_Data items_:
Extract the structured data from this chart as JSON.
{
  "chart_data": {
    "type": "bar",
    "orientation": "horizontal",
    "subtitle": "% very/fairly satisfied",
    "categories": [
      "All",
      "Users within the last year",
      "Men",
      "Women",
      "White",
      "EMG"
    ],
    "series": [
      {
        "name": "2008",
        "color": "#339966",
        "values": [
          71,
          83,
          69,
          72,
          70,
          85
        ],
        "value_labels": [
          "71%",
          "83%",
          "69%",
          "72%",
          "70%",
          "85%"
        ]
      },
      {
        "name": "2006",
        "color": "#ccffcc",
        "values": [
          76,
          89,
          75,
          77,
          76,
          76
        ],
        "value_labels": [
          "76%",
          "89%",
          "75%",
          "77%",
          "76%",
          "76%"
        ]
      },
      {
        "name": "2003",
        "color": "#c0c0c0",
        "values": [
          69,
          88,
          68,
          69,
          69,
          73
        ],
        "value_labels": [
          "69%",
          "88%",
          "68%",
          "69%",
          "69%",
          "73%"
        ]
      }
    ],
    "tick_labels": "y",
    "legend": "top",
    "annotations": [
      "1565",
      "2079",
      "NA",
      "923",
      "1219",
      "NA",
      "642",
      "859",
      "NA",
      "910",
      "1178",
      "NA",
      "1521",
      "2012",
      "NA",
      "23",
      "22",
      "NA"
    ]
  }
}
==
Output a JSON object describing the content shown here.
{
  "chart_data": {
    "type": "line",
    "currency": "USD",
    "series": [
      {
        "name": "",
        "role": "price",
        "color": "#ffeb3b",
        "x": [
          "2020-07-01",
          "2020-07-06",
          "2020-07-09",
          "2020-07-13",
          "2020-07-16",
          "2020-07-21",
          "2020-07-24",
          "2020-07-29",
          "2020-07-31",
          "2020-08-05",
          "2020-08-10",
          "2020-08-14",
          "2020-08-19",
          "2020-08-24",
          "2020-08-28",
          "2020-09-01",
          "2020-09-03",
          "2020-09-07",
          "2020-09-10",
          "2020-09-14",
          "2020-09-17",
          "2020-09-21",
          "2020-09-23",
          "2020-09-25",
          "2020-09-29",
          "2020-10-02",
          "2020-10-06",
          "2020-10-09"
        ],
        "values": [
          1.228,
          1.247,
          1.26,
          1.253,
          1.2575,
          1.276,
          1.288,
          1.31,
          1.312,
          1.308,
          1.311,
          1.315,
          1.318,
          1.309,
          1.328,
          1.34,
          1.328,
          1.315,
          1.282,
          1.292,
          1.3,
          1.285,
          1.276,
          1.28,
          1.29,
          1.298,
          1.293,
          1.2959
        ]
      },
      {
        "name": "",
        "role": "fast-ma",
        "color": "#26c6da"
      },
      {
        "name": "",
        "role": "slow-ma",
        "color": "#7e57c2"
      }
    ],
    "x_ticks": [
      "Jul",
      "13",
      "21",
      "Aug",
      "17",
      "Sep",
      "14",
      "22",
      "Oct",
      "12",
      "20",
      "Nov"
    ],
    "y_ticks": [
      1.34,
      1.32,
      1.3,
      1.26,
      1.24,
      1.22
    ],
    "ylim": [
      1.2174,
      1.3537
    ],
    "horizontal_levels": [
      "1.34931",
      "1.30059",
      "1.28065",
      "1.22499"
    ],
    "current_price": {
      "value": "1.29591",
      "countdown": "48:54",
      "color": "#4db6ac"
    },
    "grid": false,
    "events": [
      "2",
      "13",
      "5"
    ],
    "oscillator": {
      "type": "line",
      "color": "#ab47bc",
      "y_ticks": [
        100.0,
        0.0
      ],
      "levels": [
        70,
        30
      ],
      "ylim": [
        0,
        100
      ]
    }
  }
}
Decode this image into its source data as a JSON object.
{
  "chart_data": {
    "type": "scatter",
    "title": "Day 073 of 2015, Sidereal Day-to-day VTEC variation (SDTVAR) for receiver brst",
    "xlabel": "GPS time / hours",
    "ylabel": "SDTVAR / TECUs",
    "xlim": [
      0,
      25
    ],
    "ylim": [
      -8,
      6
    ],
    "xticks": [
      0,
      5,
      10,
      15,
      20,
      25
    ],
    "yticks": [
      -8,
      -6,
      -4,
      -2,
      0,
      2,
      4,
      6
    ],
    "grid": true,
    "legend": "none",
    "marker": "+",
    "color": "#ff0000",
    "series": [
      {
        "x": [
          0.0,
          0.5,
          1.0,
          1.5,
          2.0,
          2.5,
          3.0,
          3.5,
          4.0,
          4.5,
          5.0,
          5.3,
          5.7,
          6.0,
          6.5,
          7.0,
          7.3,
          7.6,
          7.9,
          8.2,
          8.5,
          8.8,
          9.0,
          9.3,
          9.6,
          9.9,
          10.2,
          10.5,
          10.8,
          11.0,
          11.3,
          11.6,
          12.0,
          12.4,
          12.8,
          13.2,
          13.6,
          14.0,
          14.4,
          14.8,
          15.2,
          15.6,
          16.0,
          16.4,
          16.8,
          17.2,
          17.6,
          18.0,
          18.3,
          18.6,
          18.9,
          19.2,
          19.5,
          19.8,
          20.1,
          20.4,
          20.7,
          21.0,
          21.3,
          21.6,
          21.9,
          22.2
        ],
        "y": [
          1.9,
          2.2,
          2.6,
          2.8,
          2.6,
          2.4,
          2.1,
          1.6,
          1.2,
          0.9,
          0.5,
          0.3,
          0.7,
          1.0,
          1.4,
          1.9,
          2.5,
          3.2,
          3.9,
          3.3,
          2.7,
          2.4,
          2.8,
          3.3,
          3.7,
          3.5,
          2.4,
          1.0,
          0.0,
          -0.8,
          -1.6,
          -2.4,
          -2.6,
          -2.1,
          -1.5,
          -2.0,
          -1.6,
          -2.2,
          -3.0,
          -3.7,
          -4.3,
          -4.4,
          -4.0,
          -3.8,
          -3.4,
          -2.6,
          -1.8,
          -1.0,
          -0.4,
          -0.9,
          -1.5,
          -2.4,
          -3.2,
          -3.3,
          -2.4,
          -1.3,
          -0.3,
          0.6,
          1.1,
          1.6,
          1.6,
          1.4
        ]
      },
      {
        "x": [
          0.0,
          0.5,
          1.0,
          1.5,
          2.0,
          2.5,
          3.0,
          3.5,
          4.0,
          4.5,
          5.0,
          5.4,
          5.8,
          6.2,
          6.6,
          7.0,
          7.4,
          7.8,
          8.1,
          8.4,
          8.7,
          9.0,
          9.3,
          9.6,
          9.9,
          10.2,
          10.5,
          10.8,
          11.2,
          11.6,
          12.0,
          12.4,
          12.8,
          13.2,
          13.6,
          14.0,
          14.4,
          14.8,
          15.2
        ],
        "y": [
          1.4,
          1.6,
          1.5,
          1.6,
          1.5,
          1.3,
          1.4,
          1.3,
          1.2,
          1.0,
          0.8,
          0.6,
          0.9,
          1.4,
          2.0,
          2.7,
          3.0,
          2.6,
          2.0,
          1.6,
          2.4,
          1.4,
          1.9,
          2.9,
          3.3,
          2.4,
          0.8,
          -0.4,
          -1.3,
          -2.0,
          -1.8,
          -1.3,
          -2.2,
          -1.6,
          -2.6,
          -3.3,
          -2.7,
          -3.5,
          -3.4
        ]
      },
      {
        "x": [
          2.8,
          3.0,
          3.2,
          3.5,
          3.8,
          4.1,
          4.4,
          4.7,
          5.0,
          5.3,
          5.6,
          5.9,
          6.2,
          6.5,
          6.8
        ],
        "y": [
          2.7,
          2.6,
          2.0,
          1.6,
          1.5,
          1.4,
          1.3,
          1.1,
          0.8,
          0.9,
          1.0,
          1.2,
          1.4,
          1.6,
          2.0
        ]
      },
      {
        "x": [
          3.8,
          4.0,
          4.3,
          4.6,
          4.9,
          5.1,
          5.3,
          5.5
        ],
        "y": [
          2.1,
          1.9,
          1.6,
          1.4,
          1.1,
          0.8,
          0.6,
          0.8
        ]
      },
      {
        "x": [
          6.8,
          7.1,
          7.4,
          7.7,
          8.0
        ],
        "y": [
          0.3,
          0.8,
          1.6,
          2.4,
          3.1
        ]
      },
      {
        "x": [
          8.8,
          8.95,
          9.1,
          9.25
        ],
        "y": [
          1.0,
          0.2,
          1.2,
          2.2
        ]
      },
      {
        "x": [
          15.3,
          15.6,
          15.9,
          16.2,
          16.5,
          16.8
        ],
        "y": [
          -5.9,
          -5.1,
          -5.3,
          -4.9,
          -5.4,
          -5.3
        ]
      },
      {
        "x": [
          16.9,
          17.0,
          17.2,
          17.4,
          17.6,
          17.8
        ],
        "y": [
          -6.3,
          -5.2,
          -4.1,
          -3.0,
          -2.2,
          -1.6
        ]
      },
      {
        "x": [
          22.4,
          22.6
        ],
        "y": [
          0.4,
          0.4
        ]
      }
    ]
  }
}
...
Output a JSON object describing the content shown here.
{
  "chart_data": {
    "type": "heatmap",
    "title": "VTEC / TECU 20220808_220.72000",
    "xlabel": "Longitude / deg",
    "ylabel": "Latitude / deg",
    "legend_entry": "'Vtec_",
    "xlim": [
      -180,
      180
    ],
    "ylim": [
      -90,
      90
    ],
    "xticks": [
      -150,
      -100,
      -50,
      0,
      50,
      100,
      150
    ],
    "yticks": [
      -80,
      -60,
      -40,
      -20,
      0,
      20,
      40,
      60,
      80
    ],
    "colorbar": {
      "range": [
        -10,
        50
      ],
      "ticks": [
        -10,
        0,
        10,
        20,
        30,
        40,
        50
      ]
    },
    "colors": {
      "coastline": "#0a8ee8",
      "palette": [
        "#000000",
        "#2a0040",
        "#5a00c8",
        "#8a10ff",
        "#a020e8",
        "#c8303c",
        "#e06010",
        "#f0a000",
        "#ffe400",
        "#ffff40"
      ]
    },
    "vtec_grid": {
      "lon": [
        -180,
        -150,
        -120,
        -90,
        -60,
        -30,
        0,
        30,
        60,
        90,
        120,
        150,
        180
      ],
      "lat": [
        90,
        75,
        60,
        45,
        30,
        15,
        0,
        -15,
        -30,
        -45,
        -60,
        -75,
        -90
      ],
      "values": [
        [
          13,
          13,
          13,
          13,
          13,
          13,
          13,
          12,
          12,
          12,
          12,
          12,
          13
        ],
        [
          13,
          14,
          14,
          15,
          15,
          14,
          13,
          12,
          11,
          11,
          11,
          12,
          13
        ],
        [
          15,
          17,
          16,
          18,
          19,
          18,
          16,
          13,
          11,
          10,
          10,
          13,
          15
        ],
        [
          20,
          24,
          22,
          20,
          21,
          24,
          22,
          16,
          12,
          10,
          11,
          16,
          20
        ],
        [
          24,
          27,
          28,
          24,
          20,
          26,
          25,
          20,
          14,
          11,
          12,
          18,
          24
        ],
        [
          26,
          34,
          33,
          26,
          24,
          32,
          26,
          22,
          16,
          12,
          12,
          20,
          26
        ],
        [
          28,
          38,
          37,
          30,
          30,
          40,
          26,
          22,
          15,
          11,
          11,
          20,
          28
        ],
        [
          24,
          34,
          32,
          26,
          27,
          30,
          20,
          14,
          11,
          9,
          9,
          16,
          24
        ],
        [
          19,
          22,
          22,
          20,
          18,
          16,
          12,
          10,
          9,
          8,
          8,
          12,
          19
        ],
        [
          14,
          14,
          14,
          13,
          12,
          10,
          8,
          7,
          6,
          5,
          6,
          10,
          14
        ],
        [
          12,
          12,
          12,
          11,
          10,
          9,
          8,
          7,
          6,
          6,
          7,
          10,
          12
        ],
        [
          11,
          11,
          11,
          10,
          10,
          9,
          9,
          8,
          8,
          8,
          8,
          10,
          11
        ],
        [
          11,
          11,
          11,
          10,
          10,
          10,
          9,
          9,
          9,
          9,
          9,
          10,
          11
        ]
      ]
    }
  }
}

_PROBLEM STATEMENT_: Find how many lines of the entries contain "this". Respond with the number only.

_WRITTEN ANSWER_: 2